DATA LINES »
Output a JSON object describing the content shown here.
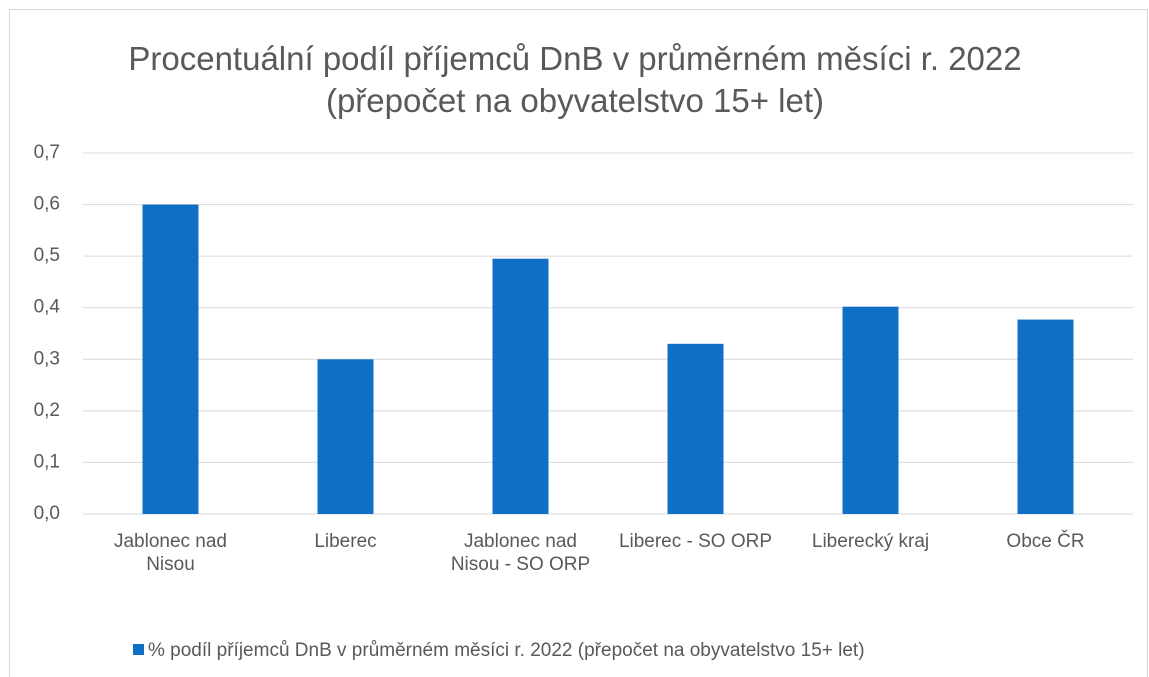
{
  "chart_data": {
    "type": "bar",
    "title": "Procentuální podíl příjemců DnB v průměrném měsíci r. 2022 (přepočet na obyvatelstvo 15+ let)",
    "categories": [
      "Jablonec nad Nisou",
      "Liberec",
      "Jablonec nad Nisou - SO ORP",
      "Liberec - SO ORP",
      "Liberecký kraj",
      "Obce ČR"
    ],
    "series": [
      {
        "name": "% podíl příjemců DnB v průměrném měsíci r. 2022 (přepočet na obyvatelstvo 15+ let)",
        "color": "#0f6fc6",
        "values": [
          0.6,
          0.3,
          0.495,
          0.33,
          0.402,
          0.377
        ]
      }
    ],
    "ylim": [
      0,
      0.7
    ],
    "yticks": [
      {
        "value": 0,
        "label": "0,0"
      },
      {
        "value": 0.1,
        "label": "0,1"
      },
      {
        "value": 0.2,
        "label": "0,2"
      },
      {
        "value": 0.3,
        "label": "0,3"
      },
      {
        "value": 0.4,
        "label": "0,4"
      },
      {
        "value": 0.5,
        "label": "0,5"
      },
      {
        "value": 0.6,
        "label": "0,6"
      },
      {
        "value": 0.7,
        "label": "0,7"
      }
    ],
    "grid": true,
    "legend": "bottom"
  }
}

WHAT YOU NEED TO DO » Reply with one number only: how many lines of the listing hold "Jablonec"?

TASK ANSWER » 2